## Dataset entries:
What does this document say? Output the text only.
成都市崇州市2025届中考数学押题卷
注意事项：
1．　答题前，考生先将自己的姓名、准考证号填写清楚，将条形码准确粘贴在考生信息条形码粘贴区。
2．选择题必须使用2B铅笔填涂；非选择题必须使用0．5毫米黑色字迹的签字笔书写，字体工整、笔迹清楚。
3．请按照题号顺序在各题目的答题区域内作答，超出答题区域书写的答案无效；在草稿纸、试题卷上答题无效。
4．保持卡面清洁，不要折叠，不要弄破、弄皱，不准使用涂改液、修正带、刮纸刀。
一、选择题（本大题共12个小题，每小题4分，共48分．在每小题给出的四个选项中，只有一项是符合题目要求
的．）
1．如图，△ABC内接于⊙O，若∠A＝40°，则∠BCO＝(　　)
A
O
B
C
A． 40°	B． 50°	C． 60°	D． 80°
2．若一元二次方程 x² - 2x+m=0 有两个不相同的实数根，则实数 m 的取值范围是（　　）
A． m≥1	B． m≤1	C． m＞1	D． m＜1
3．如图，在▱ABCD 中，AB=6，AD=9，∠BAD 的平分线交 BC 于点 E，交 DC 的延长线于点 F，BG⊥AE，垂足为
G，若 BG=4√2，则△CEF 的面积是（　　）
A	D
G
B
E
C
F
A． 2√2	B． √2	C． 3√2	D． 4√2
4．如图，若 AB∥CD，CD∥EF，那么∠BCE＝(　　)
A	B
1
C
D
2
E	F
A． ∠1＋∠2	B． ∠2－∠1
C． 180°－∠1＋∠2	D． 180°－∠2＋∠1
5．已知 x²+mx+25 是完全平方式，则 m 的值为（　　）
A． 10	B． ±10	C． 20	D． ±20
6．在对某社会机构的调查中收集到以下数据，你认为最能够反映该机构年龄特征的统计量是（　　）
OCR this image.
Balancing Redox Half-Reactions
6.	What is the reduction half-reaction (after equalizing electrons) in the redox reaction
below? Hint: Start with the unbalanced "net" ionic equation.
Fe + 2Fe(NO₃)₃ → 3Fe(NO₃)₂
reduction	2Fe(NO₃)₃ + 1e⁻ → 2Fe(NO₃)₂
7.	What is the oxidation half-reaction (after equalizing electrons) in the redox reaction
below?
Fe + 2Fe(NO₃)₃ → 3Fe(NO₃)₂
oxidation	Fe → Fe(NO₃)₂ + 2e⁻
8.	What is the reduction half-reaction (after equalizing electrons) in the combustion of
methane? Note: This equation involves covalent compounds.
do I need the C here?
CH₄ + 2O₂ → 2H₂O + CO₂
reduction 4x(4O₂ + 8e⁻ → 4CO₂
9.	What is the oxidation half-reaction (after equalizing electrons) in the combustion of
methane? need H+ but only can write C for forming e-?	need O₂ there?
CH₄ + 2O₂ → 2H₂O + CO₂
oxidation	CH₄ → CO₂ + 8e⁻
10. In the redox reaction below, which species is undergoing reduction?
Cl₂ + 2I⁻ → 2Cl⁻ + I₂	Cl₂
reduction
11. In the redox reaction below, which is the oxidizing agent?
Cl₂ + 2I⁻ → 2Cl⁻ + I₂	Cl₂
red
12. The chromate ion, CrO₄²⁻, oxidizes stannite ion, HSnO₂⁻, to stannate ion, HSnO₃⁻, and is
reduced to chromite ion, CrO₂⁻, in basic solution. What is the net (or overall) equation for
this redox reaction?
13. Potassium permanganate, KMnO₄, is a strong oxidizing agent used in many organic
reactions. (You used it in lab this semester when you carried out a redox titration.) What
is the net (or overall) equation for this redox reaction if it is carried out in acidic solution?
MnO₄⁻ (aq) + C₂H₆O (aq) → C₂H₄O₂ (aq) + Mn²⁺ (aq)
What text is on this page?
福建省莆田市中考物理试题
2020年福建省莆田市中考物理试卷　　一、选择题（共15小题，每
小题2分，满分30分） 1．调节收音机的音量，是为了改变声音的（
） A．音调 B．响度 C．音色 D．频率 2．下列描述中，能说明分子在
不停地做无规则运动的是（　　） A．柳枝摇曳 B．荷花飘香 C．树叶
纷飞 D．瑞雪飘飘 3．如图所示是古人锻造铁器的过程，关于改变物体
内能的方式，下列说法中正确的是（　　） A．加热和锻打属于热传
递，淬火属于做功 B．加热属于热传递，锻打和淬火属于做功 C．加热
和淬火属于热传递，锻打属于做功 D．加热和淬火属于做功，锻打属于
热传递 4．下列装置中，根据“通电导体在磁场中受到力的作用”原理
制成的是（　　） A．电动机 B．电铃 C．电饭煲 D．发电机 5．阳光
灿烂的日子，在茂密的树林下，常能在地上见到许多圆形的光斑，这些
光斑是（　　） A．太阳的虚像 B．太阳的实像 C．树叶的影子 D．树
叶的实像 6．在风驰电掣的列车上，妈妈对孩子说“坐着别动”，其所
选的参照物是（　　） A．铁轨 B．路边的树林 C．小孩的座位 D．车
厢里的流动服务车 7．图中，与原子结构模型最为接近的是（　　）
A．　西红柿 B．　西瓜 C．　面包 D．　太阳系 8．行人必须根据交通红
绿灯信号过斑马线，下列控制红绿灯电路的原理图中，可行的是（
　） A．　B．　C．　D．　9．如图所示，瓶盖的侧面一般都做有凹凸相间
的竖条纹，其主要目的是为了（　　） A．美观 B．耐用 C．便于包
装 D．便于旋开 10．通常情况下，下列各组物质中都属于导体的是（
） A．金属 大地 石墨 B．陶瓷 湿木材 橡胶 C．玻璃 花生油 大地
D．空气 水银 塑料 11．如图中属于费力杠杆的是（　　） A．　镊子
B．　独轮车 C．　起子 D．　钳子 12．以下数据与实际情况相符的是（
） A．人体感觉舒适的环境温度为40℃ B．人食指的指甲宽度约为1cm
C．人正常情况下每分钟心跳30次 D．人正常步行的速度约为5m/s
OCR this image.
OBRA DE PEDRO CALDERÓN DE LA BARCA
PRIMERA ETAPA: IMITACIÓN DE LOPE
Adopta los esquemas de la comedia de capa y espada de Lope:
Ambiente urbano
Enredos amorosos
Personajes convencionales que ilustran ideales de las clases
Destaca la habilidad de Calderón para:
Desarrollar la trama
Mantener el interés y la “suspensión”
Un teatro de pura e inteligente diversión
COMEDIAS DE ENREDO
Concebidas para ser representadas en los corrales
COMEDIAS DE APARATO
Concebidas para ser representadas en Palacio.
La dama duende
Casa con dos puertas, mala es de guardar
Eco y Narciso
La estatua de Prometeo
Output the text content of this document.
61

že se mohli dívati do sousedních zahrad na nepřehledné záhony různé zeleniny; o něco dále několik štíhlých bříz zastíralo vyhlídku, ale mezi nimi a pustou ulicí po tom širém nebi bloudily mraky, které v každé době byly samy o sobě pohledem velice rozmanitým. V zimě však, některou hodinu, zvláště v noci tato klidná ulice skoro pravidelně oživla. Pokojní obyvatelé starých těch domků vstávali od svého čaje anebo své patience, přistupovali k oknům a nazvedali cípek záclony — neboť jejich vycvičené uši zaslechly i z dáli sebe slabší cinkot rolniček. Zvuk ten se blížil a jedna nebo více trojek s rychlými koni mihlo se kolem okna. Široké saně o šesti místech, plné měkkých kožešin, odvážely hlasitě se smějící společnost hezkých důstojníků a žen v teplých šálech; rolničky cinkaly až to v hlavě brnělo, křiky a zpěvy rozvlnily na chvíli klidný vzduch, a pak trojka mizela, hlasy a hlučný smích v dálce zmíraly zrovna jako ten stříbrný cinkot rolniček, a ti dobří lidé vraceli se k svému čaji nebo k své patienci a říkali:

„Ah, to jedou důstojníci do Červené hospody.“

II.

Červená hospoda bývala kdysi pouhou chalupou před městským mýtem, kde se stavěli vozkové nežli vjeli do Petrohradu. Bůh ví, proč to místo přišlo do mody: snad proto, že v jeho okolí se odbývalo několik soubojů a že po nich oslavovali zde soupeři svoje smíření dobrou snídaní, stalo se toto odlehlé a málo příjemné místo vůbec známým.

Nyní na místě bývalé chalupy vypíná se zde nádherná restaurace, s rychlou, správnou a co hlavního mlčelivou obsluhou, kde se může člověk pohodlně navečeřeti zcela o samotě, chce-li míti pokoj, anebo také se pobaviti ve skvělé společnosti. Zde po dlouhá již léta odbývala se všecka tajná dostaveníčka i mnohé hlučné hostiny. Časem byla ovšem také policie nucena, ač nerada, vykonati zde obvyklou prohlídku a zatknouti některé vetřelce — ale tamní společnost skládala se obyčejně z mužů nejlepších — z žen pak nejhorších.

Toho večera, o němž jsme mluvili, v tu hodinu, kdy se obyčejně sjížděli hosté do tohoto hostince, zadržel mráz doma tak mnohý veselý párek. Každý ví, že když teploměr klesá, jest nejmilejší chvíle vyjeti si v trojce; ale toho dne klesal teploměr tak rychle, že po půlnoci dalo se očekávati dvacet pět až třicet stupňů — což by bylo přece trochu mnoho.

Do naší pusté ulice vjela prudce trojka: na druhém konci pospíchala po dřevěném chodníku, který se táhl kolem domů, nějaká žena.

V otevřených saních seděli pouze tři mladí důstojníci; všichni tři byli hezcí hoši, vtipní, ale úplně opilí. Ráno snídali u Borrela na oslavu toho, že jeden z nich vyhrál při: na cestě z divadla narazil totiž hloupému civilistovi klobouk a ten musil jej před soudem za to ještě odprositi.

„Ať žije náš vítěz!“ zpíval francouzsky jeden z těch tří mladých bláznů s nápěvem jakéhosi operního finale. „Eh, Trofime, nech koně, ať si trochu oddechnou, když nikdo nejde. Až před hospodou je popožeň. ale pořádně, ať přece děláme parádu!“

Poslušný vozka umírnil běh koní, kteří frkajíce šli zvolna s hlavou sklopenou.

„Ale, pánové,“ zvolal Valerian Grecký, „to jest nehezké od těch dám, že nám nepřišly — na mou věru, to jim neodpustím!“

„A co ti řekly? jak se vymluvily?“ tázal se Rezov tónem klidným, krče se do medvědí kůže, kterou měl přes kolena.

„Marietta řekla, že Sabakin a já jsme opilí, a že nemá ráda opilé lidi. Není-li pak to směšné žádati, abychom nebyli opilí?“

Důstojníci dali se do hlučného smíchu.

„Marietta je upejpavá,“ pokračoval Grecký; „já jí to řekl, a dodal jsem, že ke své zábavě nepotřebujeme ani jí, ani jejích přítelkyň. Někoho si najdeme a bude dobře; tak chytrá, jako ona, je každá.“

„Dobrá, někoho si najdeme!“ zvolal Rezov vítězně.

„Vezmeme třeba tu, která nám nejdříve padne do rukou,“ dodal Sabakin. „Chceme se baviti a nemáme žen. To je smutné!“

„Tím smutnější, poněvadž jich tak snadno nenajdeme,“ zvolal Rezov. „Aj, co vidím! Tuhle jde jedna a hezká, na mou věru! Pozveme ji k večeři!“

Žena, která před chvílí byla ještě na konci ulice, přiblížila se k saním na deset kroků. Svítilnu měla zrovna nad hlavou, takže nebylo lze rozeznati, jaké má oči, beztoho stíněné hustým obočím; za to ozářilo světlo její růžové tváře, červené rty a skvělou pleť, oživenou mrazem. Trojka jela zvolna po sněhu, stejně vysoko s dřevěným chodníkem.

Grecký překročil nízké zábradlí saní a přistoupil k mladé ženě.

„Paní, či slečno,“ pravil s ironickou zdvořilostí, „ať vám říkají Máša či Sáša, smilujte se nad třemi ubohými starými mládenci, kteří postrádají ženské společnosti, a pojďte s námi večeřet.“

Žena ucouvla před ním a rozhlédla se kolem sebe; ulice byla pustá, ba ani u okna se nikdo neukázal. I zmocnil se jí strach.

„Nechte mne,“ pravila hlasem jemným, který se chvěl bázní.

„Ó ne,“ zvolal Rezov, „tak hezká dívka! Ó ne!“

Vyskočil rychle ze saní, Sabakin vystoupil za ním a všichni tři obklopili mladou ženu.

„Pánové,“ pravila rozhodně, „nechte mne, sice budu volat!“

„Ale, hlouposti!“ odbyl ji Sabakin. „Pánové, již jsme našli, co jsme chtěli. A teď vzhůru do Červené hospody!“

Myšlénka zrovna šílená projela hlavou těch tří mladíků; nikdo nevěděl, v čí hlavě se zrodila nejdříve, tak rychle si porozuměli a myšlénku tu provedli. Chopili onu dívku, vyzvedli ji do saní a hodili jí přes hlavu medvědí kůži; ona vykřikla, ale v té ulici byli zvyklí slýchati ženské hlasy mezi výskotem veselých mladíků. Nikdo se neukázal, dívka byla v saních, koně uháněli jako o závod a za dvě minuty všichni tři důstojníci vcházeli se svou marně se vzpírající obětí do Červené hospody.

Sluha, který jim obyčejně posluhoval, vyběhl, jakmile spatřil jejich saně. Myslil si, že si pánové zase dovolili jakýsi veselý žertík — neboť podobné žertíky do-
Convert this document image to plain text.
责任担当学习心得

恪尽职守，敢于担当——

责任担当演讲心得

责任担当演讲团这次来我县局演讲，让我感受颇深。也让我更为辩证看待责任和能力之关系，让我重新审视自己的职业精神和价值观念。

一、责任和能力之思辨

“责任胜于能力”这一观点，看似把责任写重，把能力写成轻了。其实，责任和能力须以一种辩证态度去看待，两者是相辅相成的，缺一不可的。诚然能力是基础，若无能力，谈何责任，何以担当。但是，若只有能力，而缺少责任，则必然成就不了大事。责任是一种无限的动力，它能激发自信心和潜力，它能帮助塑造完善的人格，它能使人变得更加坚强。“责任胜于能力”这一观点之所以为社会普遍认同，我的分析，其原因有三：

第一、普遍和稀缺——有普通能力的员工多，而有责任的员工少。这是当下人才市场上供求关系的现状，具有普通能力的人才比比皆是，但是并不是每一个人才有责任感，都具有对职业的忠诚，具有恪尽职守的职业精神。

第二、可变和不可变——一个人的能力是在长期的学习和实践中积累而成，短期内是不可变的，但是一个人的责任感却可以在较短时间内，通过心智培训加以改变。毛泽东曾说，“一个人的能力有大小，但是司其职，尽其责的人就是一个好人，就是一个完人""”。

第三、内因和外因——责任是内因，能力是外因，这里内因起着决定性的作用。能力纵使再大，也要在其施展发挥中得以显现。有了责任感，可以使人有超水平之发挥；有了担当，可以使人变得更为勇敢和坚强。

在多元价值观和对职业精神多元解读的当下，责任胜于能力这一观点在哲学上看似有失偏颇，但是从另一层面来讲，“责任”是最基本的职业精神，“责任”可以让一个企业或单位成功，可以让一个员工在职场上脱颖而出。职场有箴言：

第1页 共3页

## PROBLEM STATEMENT:
Copy every line from the records above that contains the word "hlavě".

## RESULT OF THIS EXERCISE:
že se mohli dívati do sousedních zahrad na nepřehledné záhony různé zeleniny; o něco dále několik štíhlých bříz zastíralo vyhlídku, ale mezi nimi a pustou ulicí po tom širém nebi bloudily mraky, které v každé době byly samy o sobě pohledem velice rozmanitým. V zimě však, některou hodinu, zvláště v noci tato klidná ulice skoro pravidelně oživla. Pokojní obyvatelé starých těch domků vstávali od svého čaje anebo své patience, přistupovali k oknům a nazvedali cípek záclony — neboť jejich vycvičené uši zaslechly i z dáli sebe slabší cinkot rolniček. Zvuk ten se blížil a jedna nebo více trojek s rychlými koni mihlo se kolem okna. Široké saně o šesti místech, plné měkkých kožešin, odvážely hlasitě se smějící společnost hezkých důstojníků a žen v teplých šálech; rolničky cinkaly až to v hlavě brnělo, křiky a zpěvy rozvlnily na chvíli klidný vzduch, a pak trojka mizela, hlasy a hlučný smích v dálce zmíraly zrovna jako ten stříbrný cinkot rolniček, a ti dobří lidé vraceli se k svému čaji nebo k své patienci a říkali:
Myšlénka zrovna šílená projela hlavou těch tří mladíků; nikdo nevěděl, v čí hlavě se zrodila nejdříve, tak rychle si porozuměli a myšlénku tu provedli. Chopili onu dívku, vyzvedli ji do saní a hodili jí přes hlavu medvědí kůži; ona vykřikla, ale v té ulici byli zvyklí slýchati ženské hlasy mezi výskotem veselých mladíků. Nikdo se neukázal, dívka byla v saních, koně uháněli jako o závod a za dvě minuty všichni tři důstojníci vcházeli se svou marně se vzpírající obětí do Červené hospody.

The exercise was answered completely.